───── Material supplied ─────

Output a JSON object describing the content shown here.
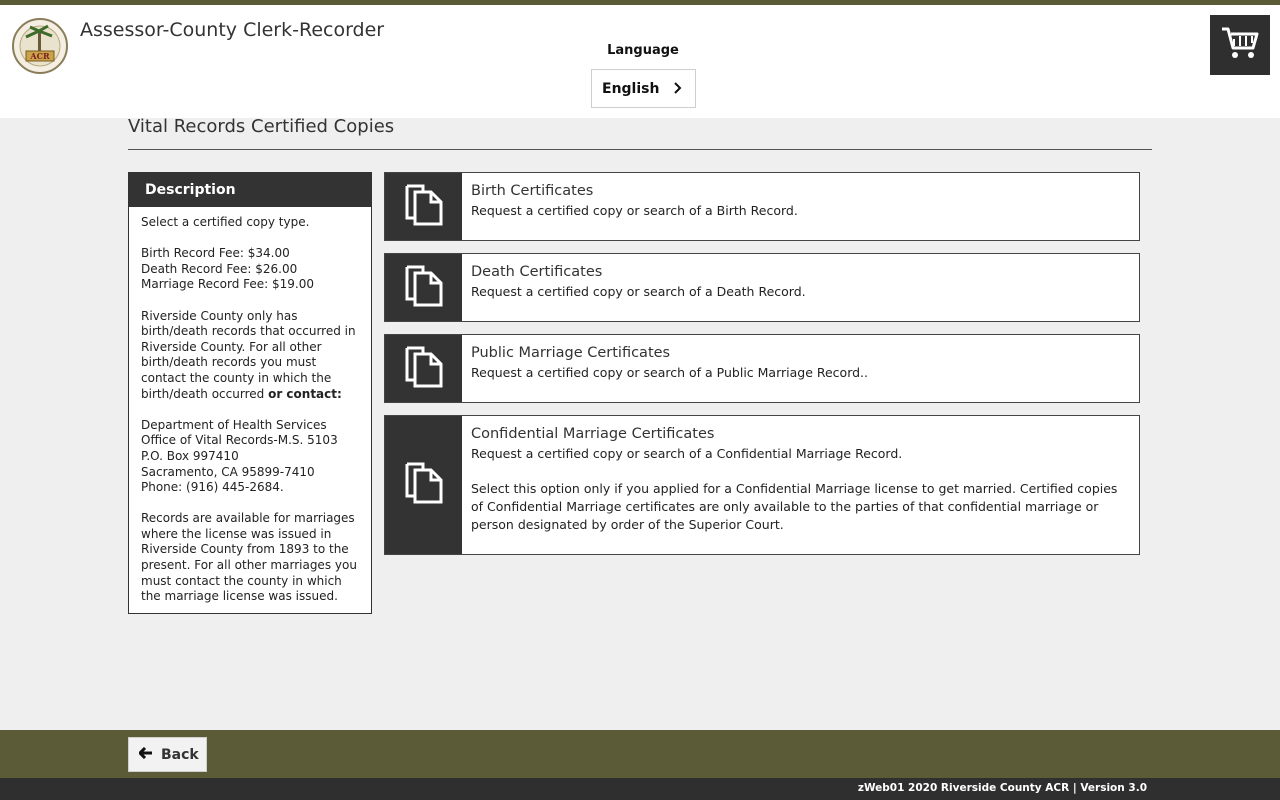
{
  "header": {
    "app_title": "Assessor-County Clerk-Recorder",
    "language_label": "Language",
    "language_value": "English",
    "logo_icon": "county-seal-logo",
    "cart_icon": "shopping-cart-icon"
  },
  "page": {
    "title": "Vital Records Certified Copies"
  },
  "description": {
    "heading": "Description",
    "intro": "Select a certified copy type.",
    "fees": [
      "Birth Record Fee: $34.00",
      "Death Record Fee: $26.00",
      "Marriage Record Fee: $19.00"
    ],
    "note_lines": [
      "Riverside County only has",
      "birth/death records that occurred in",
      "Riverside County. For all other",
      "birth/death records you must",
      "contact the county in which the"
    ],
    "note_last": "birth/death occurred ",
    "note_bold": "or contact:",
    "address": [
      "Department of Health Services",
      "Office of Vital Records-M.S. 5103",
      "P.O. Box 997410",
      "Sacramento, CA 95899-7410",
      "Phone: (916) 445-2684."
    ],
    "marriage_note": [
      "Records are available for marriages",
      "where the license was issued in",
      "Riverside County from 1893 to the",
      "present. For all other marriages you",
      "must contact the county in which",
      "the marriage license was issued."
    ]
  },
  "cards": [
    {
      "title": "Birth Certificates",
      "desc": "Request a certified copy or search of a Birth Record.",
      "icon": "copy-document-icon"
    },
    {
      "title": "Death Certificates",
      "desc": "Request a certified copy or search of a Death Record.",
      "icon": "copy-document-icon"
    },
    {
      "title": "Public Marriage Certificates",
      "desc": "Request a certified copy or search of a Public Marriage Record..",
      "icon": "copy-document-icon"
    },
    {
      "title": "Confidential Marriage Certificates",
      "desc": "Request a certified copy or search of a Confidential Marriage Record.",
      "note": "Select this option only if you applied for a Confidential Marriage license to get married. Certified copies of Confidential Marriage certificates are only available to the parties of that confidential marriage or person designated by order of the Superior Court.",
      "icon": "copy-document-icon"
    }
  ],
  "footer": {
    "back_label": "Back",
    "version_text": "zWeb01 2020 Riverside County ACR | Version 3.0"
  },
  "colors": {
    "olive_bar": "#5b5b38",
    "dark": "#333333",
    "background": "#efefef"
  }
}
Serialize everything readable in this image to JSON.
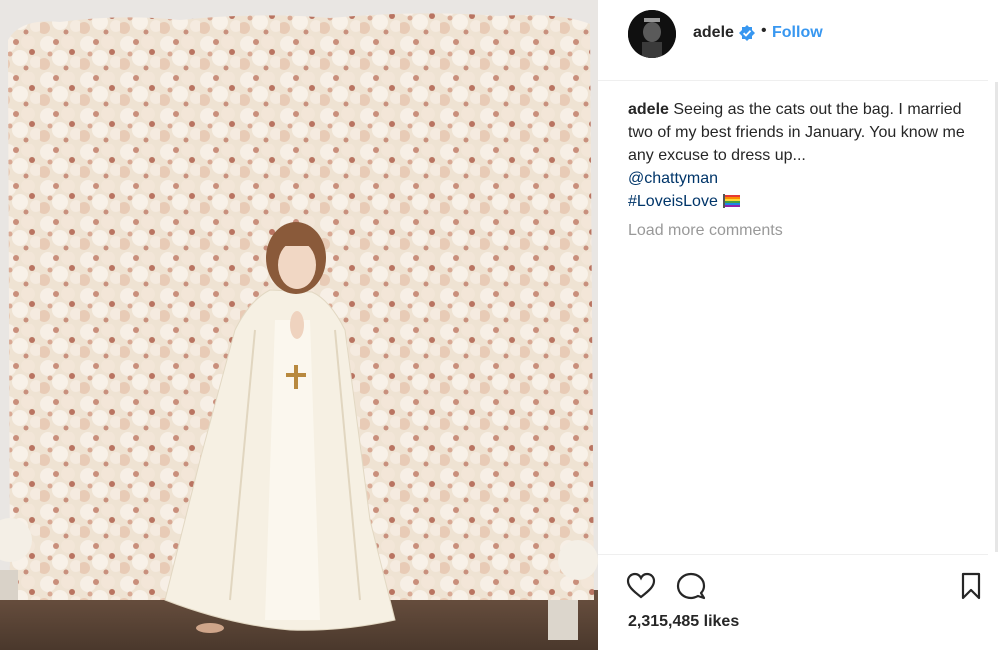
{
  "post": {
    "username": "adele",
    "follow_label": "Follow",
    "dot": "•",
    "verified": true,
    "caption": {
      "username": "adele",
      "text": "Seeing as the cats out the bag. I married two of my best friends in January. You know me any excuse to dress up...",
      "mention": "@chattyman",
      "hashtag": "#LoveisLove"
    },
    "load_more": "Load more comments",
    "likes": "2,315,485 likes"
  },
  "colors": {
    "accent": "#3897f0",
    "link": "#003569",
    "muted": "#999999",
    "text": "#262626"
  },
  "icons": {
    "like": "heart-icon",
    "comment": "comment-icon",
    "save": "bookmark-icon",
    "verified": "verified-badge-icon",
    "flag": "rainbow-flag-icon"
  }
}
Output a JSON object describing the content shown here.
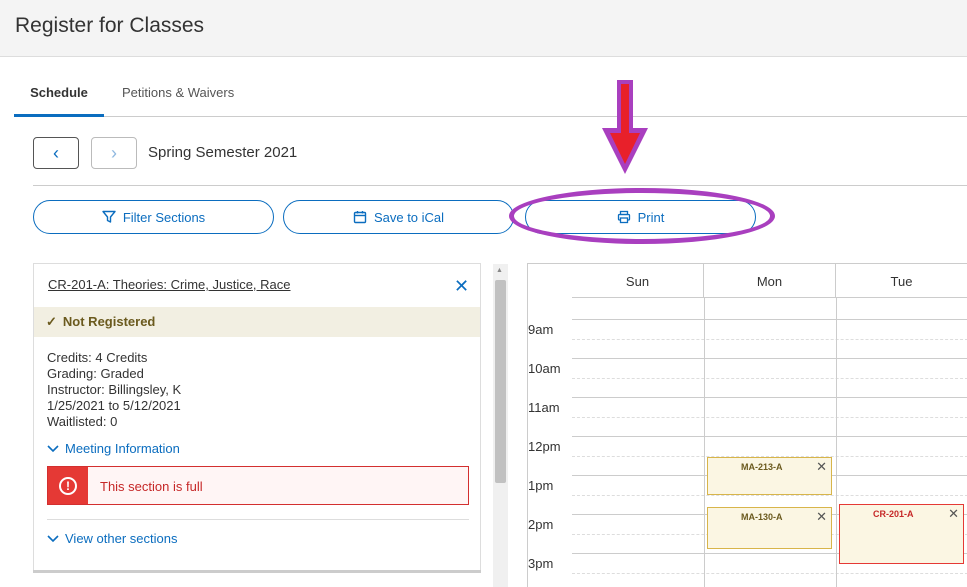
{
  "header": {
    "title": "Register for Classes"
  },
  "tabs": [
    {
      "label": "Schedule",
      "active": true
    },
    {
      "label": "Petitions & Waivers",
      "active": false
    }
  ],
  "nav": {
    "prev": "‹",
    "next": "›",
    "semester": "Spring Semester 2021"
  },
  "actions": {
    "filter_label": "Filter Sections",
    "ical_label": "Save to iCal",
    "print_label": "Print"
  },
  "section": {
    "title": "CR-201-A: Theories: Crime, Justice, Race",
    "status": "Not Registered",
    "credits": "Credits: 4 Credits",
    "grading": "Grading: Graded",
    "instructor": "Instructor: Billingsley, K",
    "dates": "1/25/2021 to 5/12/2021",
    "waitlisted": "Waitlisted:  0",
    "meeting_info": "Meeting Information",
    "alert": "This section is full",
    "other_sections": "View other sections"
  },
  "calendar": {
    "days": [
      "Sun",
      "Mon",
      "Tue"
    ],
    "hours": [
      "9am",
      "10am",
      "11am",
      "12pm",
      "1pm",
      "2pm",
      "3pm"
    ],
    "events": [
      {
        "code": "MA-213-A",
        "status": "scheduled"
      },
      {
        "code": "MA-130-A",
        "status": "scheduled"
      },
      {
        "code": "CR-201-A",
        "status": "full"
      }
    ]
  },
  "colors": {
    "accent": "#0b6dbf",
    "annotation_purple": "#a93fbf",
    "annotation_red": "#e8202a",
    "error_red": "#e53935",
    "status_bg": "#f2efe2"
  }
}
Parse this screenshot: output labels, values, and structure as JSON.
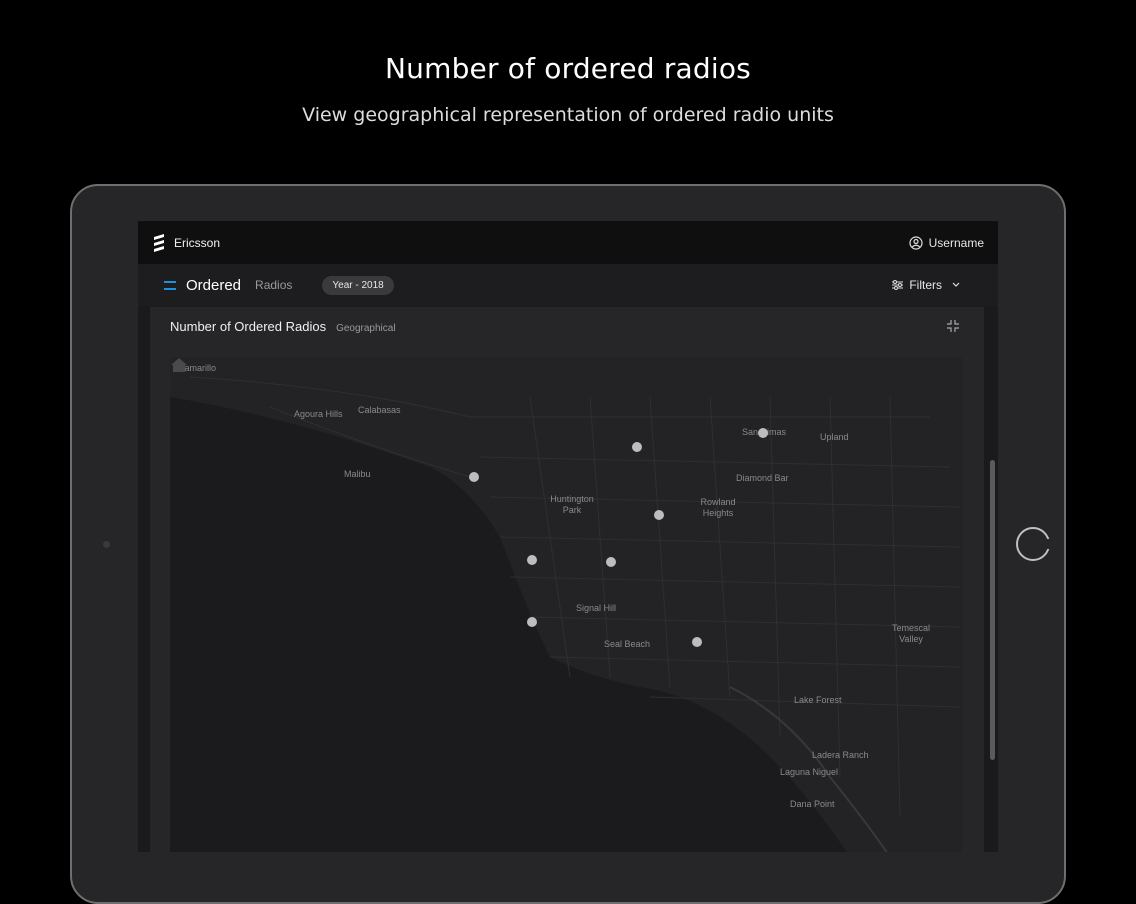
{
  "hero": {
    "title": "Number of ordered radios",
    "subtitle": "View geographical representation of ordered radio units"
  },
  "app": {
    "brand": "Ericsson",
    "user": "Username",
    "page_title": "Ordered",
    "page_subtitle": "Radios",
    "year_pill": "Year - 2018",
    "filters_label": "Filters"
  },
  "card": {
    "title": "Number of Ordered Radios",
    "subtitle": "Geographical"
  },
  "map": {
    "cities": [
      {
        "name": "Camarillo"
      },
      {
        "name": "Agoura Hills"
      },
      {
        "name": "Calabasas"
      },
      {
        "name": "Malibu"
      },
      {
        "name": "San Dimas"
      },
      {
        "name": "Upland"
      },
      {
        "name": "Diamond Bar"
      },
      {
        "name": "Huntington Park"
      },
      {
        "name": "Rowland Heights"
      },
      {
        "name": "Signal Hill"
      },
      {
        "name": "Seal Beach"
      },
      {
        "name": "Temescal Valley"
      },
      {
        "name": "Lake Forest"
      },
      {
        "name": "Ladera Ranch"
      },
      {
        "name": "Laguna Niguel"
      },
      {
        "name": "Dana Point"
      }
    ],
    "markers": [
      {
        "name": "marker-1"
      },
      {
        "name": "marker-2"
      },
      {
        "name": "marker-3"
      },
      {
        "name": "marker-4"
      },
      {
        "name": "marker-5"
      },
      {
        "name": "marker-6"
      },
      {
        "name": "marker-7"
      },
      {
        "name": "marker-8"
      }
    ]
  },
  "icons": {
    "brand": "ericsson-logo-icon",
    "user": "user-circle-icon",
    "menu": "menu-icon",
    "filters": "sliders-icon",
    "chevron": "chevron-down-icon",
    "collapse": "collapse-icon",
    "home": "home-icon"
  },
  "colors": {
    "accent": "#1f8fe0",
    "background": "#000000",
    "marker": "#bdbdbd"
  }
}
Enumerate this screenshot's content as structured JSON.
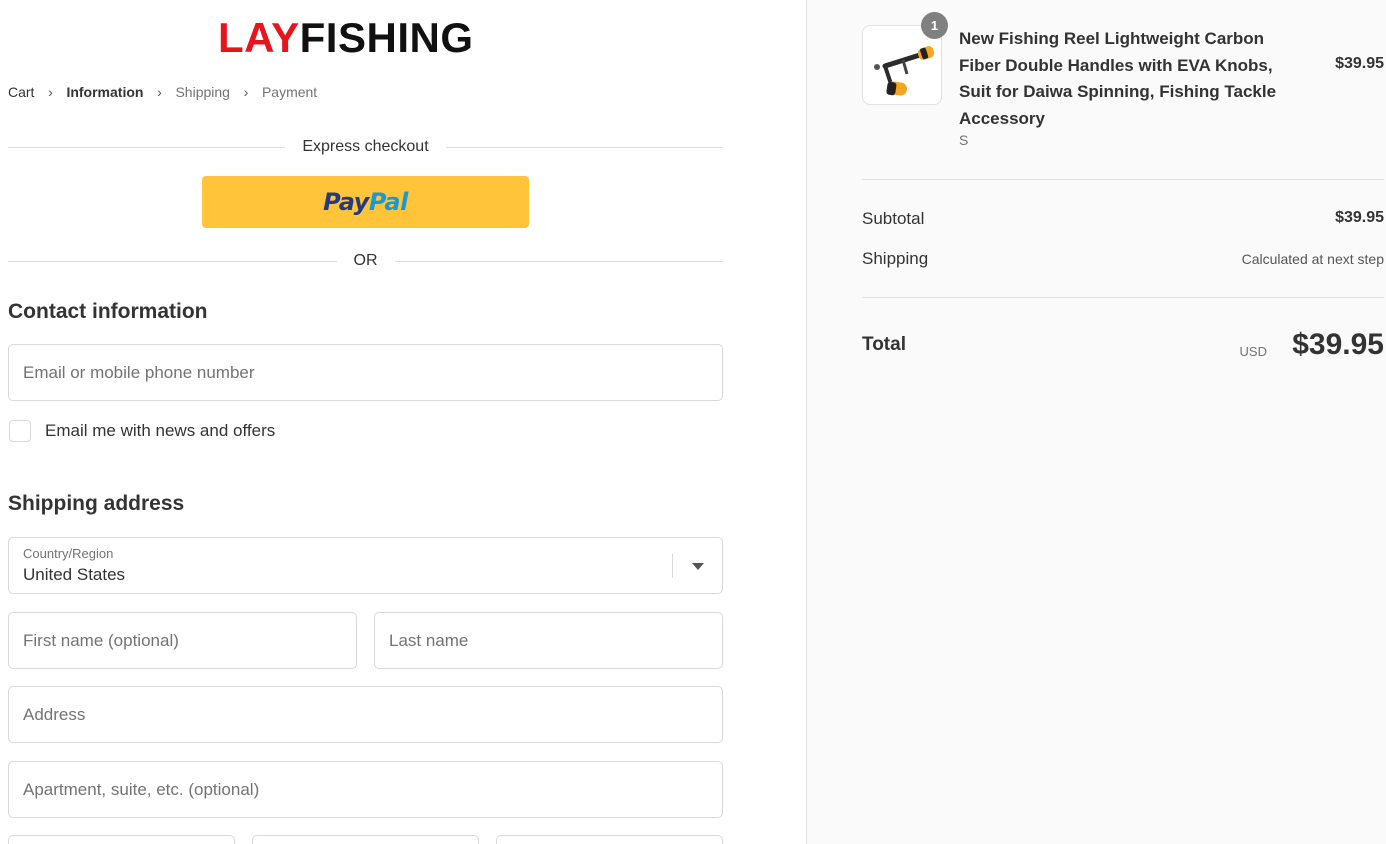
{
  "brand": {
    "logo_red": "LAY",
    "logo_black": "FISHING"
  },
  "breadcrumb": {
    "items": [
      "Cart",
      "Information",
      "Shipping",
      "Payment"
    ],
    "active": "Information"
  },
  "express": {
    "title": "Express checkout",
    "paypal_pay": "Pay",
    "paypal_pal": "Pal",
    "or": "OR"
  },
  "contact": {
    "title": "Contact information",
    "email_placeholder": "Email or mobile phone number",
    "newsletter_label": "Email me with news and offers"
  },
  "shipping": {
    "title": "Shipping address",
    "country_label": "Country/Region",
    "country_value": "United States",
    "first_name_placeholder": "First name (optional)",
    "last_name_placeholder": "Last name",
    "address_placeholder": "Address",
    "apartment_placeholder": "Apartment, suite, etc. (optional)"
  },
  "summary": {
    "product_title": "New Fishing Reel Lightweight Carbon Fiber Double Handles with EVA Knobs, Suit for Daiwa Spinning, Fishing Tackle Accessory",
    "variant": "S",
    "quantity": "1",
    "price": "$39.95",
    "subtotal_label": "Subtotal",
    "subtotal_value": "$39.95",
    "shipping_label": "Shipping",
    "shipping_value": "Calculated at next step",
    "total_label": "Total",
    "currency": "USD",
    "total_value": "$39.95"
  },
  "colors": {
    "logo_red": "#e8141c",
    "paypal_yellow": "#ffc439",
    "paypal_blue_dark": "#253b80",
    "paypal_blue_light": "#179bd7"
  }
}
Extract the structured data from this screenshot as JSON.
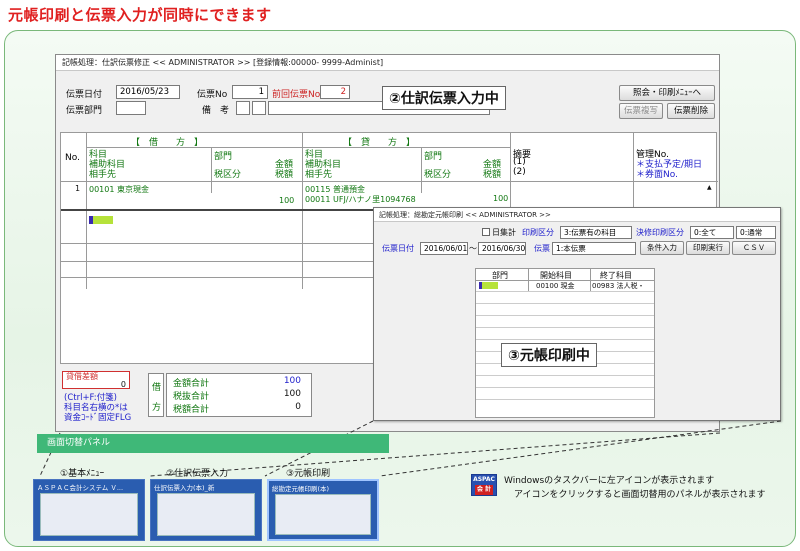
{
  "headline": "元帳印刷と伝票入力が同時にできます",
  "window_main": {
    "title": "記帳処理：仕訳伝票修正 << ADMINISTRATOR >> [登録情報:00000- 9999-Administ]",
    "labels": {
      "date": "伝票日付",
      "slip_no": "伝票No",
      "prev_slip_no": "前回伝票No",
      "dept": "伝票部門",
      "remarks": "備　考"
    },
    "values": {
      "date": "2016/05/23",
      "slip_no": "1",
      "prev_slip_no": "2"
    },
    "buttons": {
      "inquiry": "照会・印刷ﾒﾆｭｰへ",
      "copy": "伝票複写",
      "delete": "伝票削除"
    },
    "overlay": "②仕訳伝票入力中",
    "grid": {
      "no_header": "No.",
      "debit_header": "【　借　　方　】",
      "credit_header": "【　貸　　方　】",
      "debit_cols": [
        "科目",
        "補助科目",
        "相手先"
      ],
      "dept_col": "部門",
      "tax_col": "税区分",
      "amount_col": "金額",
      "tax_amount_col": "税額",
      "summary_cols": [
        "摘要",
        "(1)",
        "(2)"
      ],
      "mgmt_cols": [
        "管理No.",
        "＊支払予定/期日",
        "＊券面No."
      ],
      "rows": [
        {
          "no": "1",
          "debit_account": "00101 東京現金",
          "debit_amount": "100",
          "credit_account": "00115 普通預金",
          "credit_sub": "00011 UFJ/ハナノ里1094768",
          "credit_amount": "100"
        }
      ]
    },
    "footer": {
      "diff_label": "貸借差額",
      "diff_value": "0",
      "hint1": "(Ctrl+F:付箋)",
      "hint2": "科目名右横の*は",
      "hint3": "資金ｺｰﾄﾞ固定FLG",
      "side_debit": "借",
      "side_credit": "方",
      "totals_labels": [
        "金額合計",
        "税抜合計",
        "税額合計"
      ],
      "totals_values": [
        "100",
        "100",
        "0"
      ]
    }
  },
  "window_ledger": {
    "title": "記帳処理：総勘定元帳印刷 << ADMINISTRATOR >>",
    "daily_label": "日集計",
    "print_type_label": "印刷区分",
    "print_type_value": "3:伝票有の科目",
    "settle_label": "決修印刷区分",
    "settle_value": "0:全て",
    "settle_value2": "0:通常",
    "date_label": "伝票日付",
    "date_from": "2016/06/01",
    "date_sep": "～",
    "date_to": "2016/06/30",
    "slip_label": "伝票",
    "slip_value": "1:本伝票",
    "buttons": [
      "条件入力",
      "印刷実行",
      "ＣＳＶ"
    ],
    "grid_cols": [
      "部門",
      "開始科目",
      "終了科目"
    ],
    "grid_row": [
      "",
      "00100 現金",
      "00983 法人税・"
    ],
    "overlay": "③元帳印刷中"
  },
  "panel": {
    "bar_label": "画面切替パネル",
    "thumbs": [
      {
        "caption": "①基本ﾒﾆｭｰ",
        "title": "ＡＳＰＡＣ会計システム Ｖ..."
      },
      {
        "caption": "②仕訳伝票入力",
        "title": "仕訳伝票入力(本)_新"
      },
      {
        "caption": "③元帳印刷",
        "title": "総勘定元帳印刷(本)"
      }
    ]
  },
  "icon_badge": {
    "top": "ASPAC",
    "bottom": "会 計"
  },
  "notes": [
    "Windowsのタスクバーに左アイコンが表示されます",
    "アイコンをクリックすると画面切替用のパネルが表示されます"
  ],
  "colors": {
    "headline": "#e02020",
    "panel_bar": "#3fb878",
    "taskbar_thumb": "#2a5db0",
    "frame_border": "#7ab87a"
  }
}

─────

_Direction_
Pull out all lines containing the word "active" from the entries above.

_Exercise solution_
      "active": true
      "active": false
    "active": "Information"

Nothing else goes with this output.